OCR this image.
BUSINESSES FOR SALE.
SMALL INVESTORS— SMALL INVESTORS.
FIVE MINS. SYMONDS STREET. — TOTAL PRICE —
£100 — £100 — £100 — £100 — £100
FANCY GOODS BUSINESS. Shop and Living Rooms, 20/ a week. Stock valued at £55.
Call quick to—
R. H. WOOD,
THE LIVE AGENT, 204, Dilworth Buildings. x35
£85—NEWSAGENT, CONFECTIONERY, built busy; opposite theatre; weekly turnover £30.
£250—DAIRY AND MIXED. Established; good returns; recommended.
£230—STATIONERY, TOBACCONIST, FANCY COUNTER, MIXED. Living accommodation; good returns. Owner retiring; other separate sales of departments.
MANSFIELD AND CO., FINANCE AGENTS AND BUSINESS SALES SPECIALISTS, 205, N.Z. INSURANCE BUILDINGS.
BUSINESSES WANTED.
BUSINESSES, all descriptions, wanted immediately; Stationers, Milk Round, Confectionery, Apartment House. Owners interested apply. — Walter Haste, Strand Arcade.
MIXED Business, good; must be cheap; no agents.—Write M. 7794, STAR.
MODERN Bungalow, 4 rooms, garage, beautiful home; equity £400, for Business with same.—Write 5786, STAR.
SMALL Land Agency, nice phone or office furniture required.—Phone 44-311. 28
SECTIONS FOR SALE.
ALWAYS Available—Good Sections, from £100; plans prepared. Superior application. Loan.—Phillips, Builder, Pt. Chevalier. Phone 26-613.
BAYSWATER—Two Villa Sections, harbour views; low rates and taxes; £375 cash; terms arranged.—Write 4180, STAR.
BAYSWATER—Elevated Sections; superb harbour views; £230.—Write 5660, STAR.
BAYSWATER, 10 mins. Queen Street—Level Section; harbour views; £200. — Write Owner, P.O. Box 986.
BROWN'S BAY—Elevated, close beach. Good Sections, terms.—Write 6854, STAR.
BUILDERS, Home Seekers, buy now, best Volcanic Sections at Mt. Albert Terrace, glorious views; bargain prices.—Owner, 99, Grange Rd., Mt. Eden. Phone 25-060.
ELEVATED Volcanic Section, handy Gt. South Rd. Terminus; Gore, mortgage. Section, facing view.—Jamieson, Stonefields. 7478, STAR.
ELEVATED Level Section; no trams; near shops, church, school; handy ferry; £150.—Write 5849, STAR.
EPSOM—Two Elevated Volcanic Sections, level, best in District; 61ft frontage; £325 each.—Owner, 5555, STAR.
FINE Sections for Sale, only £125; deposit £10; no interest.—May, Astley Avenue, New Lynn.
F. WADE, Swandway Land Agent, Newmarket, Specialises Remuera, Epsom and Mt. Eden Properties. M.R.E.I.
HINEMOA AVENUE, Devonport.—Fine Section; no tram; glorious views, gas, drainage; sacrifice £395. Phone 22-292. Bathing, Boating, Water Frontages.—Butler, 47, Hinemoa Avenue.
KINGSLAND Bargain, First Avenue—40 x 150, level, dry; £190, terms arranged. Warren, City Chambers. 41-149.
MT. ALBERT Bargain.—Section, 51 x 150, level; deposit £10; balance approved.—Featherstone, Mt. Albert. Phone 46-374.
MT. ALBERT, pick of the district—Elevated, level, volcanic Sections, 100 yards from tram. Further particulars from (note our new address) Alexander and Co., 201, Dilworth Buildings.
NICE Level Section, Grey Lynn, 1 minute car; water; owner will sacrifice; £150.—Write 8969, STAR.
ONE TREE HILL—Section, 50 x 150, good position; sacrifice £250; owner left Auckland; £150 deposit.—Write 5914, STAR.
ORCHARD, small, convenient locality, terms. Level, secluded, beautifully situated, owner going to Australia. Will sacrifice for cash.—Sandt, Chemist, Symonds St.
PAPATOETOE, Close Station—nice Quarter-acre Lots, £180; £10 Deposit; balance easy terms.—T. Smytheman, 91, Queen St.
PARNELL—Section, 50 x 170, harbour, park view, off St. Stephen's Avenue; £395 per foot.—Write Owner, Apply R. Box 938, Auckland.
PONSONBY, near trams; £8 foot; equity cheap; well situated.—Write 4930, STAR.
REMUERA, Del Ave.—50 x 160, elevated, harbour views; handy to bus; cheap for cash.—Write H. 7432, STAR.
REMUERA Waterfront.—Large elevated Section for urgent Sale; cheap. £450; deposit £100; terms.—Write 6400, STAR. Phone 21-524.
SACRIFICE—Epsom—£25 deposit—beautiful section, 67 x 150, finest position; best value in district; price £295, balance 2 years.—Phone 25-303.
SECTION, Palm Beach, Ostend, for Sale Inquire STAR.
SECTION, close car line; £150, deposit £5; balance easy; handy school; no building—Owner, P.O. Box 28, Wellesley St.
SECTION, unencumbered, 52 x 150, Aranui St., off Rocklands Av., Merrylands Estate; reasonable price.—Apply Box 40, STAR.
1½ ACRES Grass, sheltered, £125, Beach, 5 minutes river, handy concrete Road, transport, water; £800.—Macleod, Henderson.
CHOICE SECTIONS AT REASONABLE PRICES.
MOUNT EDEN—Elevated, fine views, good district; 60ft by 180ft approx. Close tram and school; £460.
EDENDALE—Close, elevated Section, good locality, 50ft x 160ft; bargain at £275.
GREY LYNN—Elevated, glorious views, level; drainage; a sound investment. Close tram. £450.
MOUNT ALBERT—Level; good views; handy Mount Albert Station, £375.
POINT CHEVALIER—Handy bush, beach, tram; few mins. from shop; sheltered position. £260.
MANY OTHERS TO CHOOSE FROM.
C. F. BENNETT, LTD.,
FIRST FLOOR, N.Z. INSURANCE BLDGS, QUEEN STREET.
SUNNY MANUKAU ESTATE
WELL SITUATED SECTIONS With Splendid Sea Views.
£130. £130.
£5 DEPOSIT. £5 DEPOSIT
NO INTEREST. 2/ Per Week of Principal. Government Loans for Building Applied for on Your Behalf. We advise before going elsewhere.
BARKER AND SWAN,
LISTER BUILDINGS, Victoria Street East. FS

---------------

■ **Written request**: Write every line of the material above again, exactly.

■ **Worked answer**:
OCR this image.
BUSINESSES FOR SALE.
SMALL INVESTORS— SMALL INVESTORS.
FIVE MINS. SYMONDS STREET. — TOTAL PRICE —
£100 — £100 — £100 — £100 — £100
FANCY GOODS BUSINESS. Shop and Living Rooms, 20/ a week. Stock valued at £55.
Call quick to—
R. H. WOOD,
THE LIVE AGENT, 204, Dilworth Buildings. x35
£85—NEWSAGENT, CONFECTIONERY, built busy; opposite theatre; weekly turnover £30.
£250—DAIRY AND MIXED. Established; good returns; recommended.
£230—STATIONERY, TOBACCONIST, FANCY COUNTER, MIXED. Living accommodation; good returns. Owner retiring; other separate sales of departments.
MANSFIELD AND CO., FINANCE AGENTS AND BUSINESS SALES SPECIALISTS, 205, N.Z. INSURANCE BUILDINGS.
BUSINESSES WANTED.
BUSINESSES, all descriptions, wanted immediately; Stationers, Milk Round, Confectionery, Apartment House. Owners interested apply. — Walter Haste, Strand Arcade.
MIXED Business, good; must be cheap; no agents.—Write M. 7794, STAR.
MODERN Bungalow, 4 rooms, garage, beautiful home; equity £400, for Business with same.—Write 5786, STAR.
SMALL Land Agency, nice phone or office furniture required.—Phone 44-311. 28
SECTIONS FOR SALE.
ALWAYS Available—Good Sections, from £100; plans prepared. Superior application. Loan.—Phillips, Builder, Pt. Chevalier. Phone 26-613.
BAYSWATER—Two Villa Sections, harbour views; low rates and taxes; £375 cash; terms arranged.—Write 4180, STAR.
BAYSWATER—Elevated Sections; superb harbour views; £230.—Write 5660, STAR.
BAYSWATER, 10 mins. Queen Street—Level Section; harbour views; £200. — Write Owner, P.O. Box 986.
BROWN'S BAY—Elevated, close beach. Good Sections, terms.—Write 6854, STAR.
BUILDERS, Home Seekers, buy now, best Volcanic Sections at Mt. Albert Terrace, glorious views; bargain prices.—Owner, 99, Grange Rd., Mt. Eden. Phone 25-060.
ELEVATED Volcanic Section, handy Gt. South Rd. Terminus; Gore, mortgage. Section, facing view.—Jamieson, Stonefields. 7478, STAR.
ELEVATED Level Section; no trams; near shops, church, school; handy ferry; £150.—Write 5849, STAR.
EPSOM—Two Elevated Volcanic Sections, level, best in District; 61ft frontage; £325 each.—Owner, 5555, STAR.
FINE Sections for Sale, only £125; deposit £10; no interest.—May, Astley Avenue, New Lynn.
F. WADE, Swandway Land Agent, Newmarket, Specialises Remuera, Epsom and Mt. Eden Properties. M.R.E.I.
HINEMOA AVENUE, Devonport.—Fine Section; no tram; glorious views, gas, drainage; sacrifice £395. Phone 22-292. Bathing, Boating, Water Frontages.—Butler, 47, Hinemoa Avenue.
KINGSLAND Bargain, First Avenue—40 x 150, level, dry; £190, terms arranged. Warren, City Chambers. 41-149.
MT. ALBERT Bargain.—Section, 51 x 150, level; deposit £10; balance approved.—Featherstone, Mt. Albert. Phone 46-374.
MT. ALBERT, pick of the district—Elevated, level, volcanic Sections, 100 yards from tram. Further particulars from (note our new address) Alexander and Co., 201, Dilworth Buildings.
NICE Level Section, Grey Lynn, 1 minute car; water; owner will sacrifice; £150.—Write 8969, STAR.
ONE TREE HILL—Section, 50 x 150, good position; sacrifice £250; owner left Auckland; £150 deposit.—Write 5914, STAR.
ORCHARD, small, convenient locality, terms. Level, secluded, beautifully situated, owner going to Australia. Will sacrifice for cash.—Sandt, Chemist, Symonds St.
PAPATOETOE, Close Station—nice Quarter-acre Lots, £180; £10 Deposit; balance easy terms.—T. Smytheman, 91, Queen St.
PARNELL—Section, 50 x 170, harbour, park view, off St. Stephen's Avenue; £395 per foot.—Write Owner, Apply R. Box 938, Auckland.
PONSONBY, near trams; £8 foot; equity cheap; well situated.—Write 4930, STAR.
REMUERA, Del Ave.—50 x 160, elevated, harbour views; handy to bus; cheap for cash.—Write H. 7432, STAR.
REMUERA Waterfront.—Large elevated Section for urgent Sale; cheap. £450; deposit £100; terms.—Write 6400, STAR. Phone 21-524.
SACRIFICE—Epsom—£25 deposit—beautiful section, 67 x 150, finest position; best value in district; price £295, balance 2 years.—Phone 25-303.
SECTION, Palm Beach, Ostend, for Sale Inquire STAR.
SECTION, close car line; £150, deposit £5; balance easy; handy school; no building—Owner, P.O. Box 28, Wellesley St.
SECTION, unencumbered, 52 x 150, Aranui St., off Rocklands Av., Merrylands Estate; reasonable price.—Apply Box 40, STAR.
1½ ACRES Grass, sheltered, £125, Beach, 5 minutes river, handy concrete Road, transport, water; £800.—Macleod, Henderson.
CHOICE SECTIONS AT REASONABLE PRICES.
MOUNT EDEN—Elevated, fine views, good district; 60ft by 180ft approx. Close tram and school; £460.
EDENDALE—Close, elevated Section, good locality, 50ft x 160ft; bargain at £275.
GREY LYNN—Elevated, glorious views, level; drainage; a sound investment. Close tram. £450.
MOUNT ALBERT—Level; good views; handy Mount Albert Station, £375.
POINT CHEVALIER—Handy bush, beach, tram; few mins. from shop; sheltered position. £260.
MANY OTHERS TO CHOOSE FROM.
C. F. BENNETT, LTD.,
FIRST FLOOR, N.Z. INSURANCE BLDGS, QUEEN STREET.
SUNNY MANUKAU ESTATE
WELL SITUATED SECTIONS With Splendid Sea Views.
£130. £130.
£5 DEPOSIT. £5 DEPOSIT
NO INTEREST. 2/ Per Week of Principal. Government Loans for Building Applied for on Your Behalf. We advise before going elsewhere.
BARKER AND SWAN,
LISTER BUILDINGS, Victoria Street East. FS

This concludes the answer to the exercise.